### [Given task]
Output, unchanged, the lines of the data below from the line with "price-axis-label: 3955.245 <box>1553" up to and including the line with "toolbar-grip <box>4 3 9 19</box>".

┌─ Records supplied

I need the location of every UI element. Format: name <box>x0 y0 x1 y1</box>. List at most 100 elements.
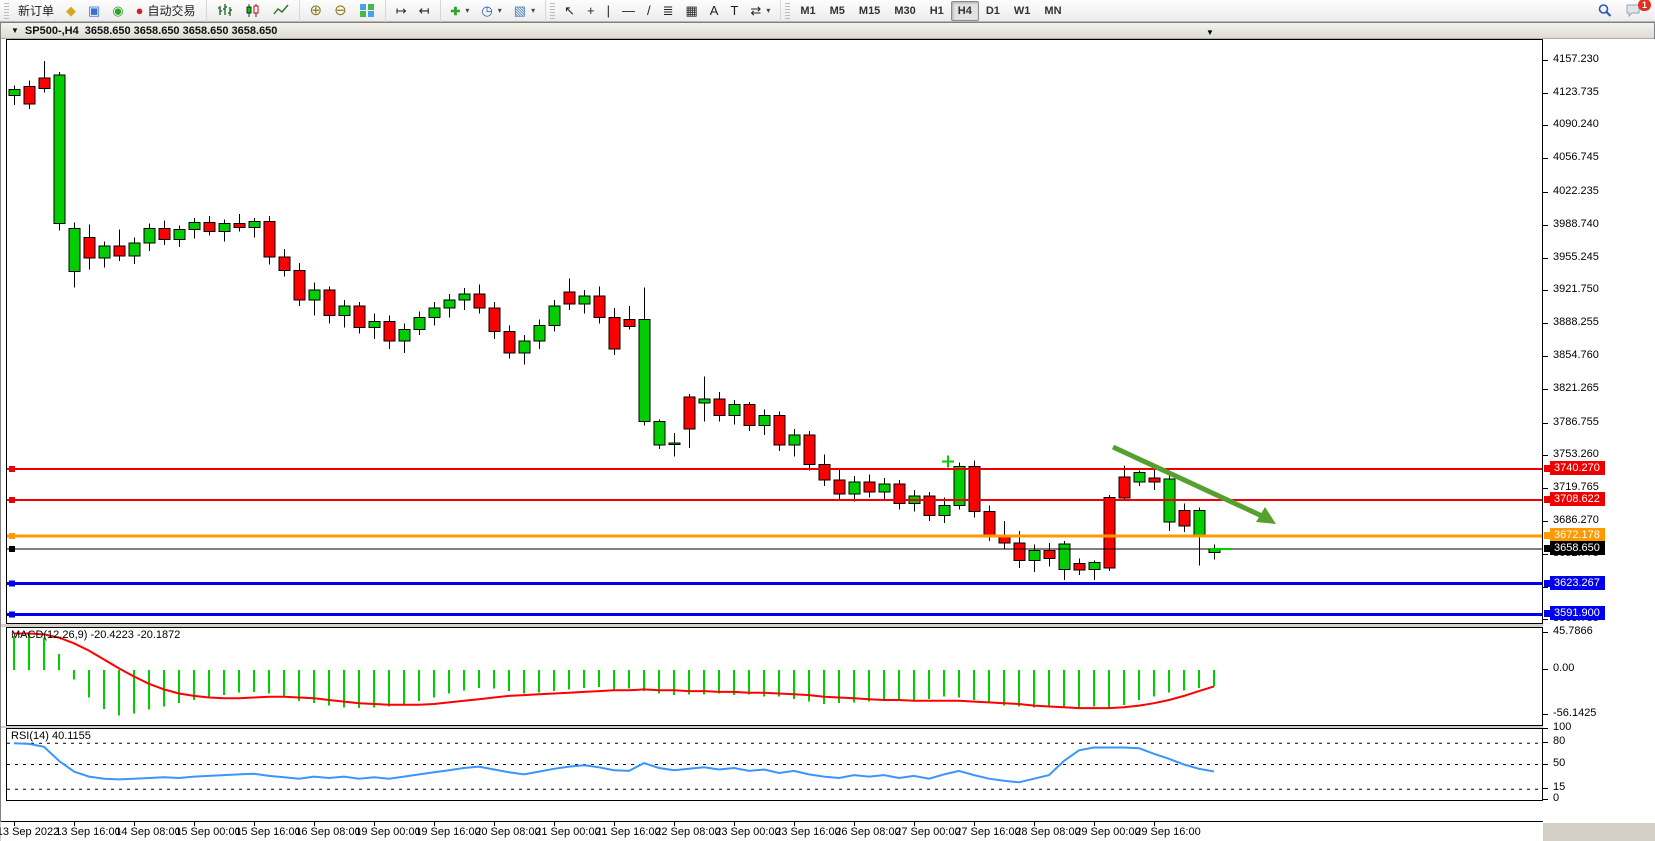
price-axis-label: 3955.245 <box>1553 251 1599 263</box>
price-axis-label: 3988.740 <box>1553 218 1599 230</box>
candlestick-button[interactable] <box>239 1 267 21</box>
toolbar-grip <box>785 3 790 19</box>
price-axis-label: 4123.735 <box>1553 86 1599 98</box>
chevron-down-icon: ▾ <box>498 6 502 15</box>
draw-tools-group: ↖+|—/≣▦AT⇄▾ <box>545 0 780 22</box>
toolbar-grip <box>4 3 9 19</box>
price-axis-label: 3686.270 <box>1553 514 1599 526</box>
bar-chart-icon <box>217 3 233 18</box>
zoom-in-button[interactable]: ⊕ <box>304 1 329 21</box>
rsi-axis-label: 50 <box>1553 757 1565 769</box>
macd-pane[interactable]: MACD(12,26,9) -20.4223 -20.1872 <box>6 627 1543 726</box>
horizontal-line-tool-button[interactable]: — <box>616 1 641 21</box>
price-axis-label: 4157.230 <box>1553 53 1599 65</box>
timeframe-m15-button[interactable]: M15 <box>852 1 887 21</box>
axis-tick <box>1543 788 1548 789</box>
autotrading-button[interactable]: ● 自动交易 <box>130 1 202 21</box>
tile-windows-button[interactable] <box>353 1 381 21</box>
macd-label: MACD(12,26,9) -20.4223 -20.1872 <box>11 629 180 641</box>
timeframe-m5-button[interactable]: M5 <box>823 1 852 21</box>
axis-tick <box>1543 521 1548 522</box>
market-watch-icon[interactable]: ▣ <box>82 1 106 21</box>
timeframes-group: M1M5M15M30H1H4D1W1MN <box>780 0 1072 22</box>
notification-badge: 1 <box>1638 0 1651 11</box>
text-tool-button[interactable]: A <box>704 1 725 21</box>
price-level-badge: 3672.178 <box>1550 528 1605 542</box>
autoscroll-button[interactable]: ↦ <box>390 1 413 21</box>
axis-tick <box>1543 764 1548 765</box>
bar-chart-button[interactable] <box>211 1 239 21</box>
axis-tick <box>1543 192 1548 193</box>
chart-window: ▼ SP500-,H4 3658.650 3658.650 3658.650 3… <box>0 22 1655 822</box>
price-level-badge: 3740.270 <box>1550 461 1605 475</box>
price-axis-label: 3888.255 <box>1553 316 1599 328</box>
timeframe-m30-button[interactable]: M30 <box>887 1 922 21</box>
chevron-down-icon: ▾ <box>766 6 770 15</box>
toolbar-grip <box>550 3 555 19</box>
timeframe-mn-button[interactable]: MN <box>1037 1 1068 21</box>
template-button[interactable]: ▧▾ <box>508 1 541 21</box>
label-tool-button[interactable]: T <box>724 1 744 21</box>
axis-tick <box>1543 290 1548 291</box>
macd-axis-label: 45.7866 <box>1553 625 1593 637</box>
period-button[interactable]: ◷▾ <box>475 1 507 21</box>
line-chart-button[interactable] <box>267 1 295 21</box>
channel-tool-button[interactable]: ▦ <box>680 1 704 21</box>
price-axis-label: 4022.235 <box>1553 185 1599 197</box>
price-axis-label: 3854.760 <box>1553 349 1599 361</box>
axis-tick <box>1543 669 1548 670</box>
signals-icon[interactable]: ◉ <box>106 1 129 21</box>
notifications-button[interactable]: 1 <box>1619 1 1647 21</box>
axis-tick <box>1543 60 1548 61</box>
gold-icon[interactable]: ◆ <box>60 1 82 21</box>
right-group: 1 <box>1587 0 1655 22</box>
axis-tick <box>1543 323 1548 324</box>
crosshair-tool-button[interactable]: + <box>581 1 601 21</box>
timeframe-d1-button[interactable]: D1 <box>979 1 1007 21</box>
price-axis-label: 4056.745 <box>1553 151 1599 163</box>
timeframe-m1-button[interactable]: M1 <box>793 1 822 21</box>
search-icon <box>1597 3 1613 18</box>
vertical-line-tool-button[interactable]: | <box>601 1 616 21</box>
chart-shift-marker[interactable]: ▼ <box>1206 28 1214 37</box>
date-axis[interactable]: 13 Sep 202213 Sep 16:0014 Sep 08:0015 Se… <box>1 821 1543 841</box>
rsi-label: RSI(14) 40.1155 <box>11 730 91 742</box>
axis-tick <box>1543 356 1548 357</box>
rsi-axis-label: 0 <box>1553 792 1559 804</box>
axis-tick <box>1543 587 1548 588</box>
axis-tick <box>1543 389 1548 390</box>
timeframe-w1-button[interactable]: W1 <box>1007 1 1038 21</box>
price-axis[interactable]: 4157.230 4123.735 4090.240 4056.745 4022.235… <box>1543 39 1655 823</box>
fibonacci-tool-button[interactable]: ≣ <box>657 1 680 21</box>
chart-shift-button[interactable]: ↤ <box>413 1 436 21</box>
chart-menu-arrow[interactable]: ▼ <box>11 26 19 35</box>
timeframe-h1-button[interactable]: H1 <box>923 1 951 21</box>
tile-windows-icon <box>359 3 375 18</box>
arrows-tool-button[interactable]: ⇄▾ <box>744 1 776 21</box>
axis-tick <box>1543 158 1548 159</box>
price-axis-label: 3786.755 <box>1553 416 1599 428</box>
main-toolbar: 新订单 ◆ ▣ ◉ ● 自动交易 ⊕ ⊖ ↦ ↤ 🞦▾ ◷▾ ▧▾ <box>0 0 1655 22</box>
axis-tick <box>1543 799 1548 800</box>
price-level-badge: 3658.650 <box>1550 541 1605 555</box>
cursor-tool-button[interactable]: ↖ <box>558 1 581 21</box>
price-axis-label: 3753.260 <box>1553 448 1599 460</box>
rsi-axis-label: 80 <box>1553 735 1565 747</box>
new-order-button[interactable]: 新订单 <box>12 1 60 21</box>
main-chart-pane[interactable] <box>6 39 1543 624</box>
chart-quotes: 3658.650 3658.650 3658.650 3658.650 <box>85 25 278 37</box>
timeframe-h4-button[interactable]: H4 <box>951 1 979 21</box>
rsi-axis-label: 100 <box>1553 721 1571 733</box>
chart-titlebar[interactable]: ▼ SP500-,H4 3658.650 3658.650 3658.650 3… <box>1 23 1654 39</box>
rsi-pane[interactable]: RSI(14) 40.1155 <box>6 728 1543 801</box>
zoom-group: ⊕ ⊖ <box>299 0 385 22</box>
trendline-tool-button[interactable]: / <box>641 1 657 21</box>
price-level-badge: 3623.267 <box>1550 576 1605 590</box>
new-chart-button[interactable]: 🞦▾ <box>445 1 476 21</box>
price-axis-label: 4090.240 <box>1553 118 1599 130</box>
axis-tick <box>1543 93 1548 94</box>
zoom-out-button[interactable]: ⊖ <box>328 1 353 21</box>
search-button[interactable] <box>1591 1 1619 21</box>
price-axis-label: 3921.750 <box>1553 283 1599 295</box>
axis-tick <box>1543 455 1548 456</box>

└─

### [Result of this task]
price-axis-label: 3955.245 <box>1553 251 1599 263</box>
price-axis-label: 3988.740 <box>1553 218 1599 230</box>
candlestick-button[interactable] <box>239 1 267 21</box>
toolbar-grip <box>785 3 790 19</box>
price-axis-label: 4123.735 <box>1553 86 1599 98</box>
chevron-down-icon: ▾ <box>498 6 502 15</box>
draw-tools-group: ↖+|—/≣▦AT⇄▾ <box>545 0 780 22</box>
toolbar-grip <box>4 3 9 19</box>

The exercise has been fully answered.